START
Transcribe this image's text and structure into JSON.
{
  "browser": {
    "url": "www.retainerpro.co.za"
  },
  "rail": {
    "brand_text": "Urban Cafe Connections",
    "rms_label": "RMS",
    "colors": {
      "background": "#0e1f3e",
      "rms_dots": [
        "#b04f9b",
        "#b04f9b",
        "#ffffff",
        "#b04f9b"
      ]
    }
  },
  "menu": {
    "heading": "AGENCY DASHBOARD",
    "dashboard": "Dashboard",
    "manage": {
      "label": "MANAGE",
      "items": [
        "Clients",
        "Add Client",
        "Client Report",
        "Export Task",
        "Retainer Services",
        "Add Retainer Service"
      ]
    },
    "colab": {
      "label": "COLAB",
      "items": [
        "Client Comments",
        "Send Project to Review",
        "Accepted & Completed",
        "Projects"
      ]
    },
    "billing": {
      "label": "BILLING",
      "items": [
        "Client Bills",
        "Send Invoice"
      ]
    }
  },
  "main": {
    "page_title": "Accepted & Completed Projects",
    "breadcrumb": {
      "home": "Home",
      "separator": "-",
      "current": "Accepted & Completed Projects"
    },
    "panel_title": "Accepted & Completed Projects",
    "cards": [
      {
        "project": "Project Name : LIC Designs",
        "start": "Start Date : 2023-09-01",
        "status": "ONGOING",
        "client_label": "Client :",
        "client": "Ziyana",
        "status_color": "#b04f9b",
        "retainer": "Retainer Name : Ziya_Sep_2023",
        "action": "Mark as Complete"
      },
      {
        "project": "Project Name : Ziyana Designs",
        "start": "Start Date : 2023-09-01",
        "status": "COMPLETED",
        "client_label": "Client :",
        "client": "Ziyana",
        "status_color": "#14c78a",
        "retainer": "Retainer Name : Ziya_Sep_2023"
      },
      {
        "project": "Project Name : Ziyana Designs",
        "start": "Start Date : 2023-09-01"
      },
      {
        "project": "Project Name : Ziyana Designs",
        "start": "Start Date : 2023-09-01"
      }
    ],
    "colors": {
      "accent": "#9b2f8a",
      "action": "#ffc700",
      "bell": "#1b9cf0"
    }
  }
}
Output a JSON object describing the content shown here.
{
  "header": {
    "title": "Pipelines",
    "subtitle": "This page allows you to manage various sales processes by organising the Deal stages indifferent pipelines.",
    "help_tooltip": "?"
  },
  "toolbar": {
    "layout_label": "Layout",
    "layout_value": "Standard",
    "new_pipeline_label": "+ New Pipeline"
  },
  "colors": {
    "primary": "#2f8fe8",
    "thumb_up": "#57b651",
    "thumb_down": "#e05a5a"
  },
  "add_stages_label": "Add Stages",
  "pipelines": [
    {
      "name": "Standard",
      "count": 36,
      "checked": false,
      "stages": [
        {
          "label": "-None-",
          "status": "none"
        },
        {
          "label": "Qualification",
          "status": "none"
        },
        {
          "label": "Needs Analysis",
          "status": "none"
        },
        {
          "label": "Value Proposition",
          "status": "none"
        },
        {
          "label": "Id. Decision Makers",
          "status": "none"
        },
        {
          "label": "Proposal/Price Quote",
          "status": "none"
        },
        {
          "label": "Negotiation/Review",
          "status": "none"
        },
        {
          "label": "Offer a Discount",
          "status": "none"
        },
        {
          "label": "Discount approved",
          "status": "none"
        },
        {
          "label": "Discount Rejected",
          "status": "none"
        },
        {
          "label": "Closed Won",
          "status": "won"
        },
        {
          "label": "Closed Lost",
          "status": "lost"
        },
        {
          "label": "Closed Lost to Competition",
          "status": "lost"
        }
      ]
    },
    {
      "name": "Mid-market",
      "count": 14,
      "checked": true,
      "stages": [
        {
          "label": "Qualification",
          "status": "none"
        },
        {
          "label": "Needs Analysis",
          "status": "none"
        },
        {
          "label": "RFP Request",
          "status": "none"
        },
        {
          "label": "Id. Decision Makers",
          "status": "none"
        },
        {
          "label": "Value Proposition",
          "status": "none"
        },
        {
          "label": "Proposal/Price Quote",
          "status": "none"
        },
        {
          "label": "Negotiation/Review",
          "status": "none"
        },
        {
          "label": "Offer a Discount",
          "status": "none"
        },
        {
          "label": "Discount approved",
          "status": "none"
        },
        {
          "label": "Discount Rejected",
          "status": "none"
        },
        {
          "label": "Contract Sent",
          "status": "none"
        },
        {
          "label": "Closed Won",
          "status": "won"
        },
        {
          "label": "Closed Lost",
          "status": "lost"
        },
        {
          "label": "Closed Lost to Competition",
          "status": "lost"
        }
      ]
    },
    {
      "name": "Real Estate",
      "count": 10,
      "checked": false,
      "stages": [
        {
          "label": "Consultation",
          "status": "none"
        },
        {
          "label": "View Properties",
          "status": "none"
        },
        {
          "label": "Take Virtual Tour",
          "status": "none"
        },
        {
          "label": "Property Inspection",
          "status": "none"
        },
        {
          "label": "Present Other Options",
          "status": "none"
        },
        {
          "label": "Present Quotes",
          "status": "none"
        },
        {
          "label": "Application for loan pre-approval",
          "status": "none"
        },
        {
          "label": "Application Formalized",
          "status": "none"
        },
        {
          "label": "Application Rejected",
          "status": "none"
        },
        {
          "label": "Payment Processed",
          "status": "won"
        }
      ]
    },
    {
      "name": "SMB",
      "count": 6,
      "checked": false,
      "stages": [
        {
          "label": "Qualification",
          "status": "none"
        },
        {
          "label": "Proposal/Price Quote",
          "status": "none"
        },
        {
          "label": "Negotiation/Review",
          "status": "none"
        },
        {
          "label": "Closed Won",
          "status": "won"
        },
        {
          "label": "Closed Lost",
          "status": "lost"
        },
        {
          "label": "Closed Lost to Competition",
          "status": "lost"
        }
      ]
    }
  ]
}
END
■ Set task:
Where a line in the material above holds "Send", copy that line.

■ Full response:
        "Send Project to Review",
        "Send Invoice"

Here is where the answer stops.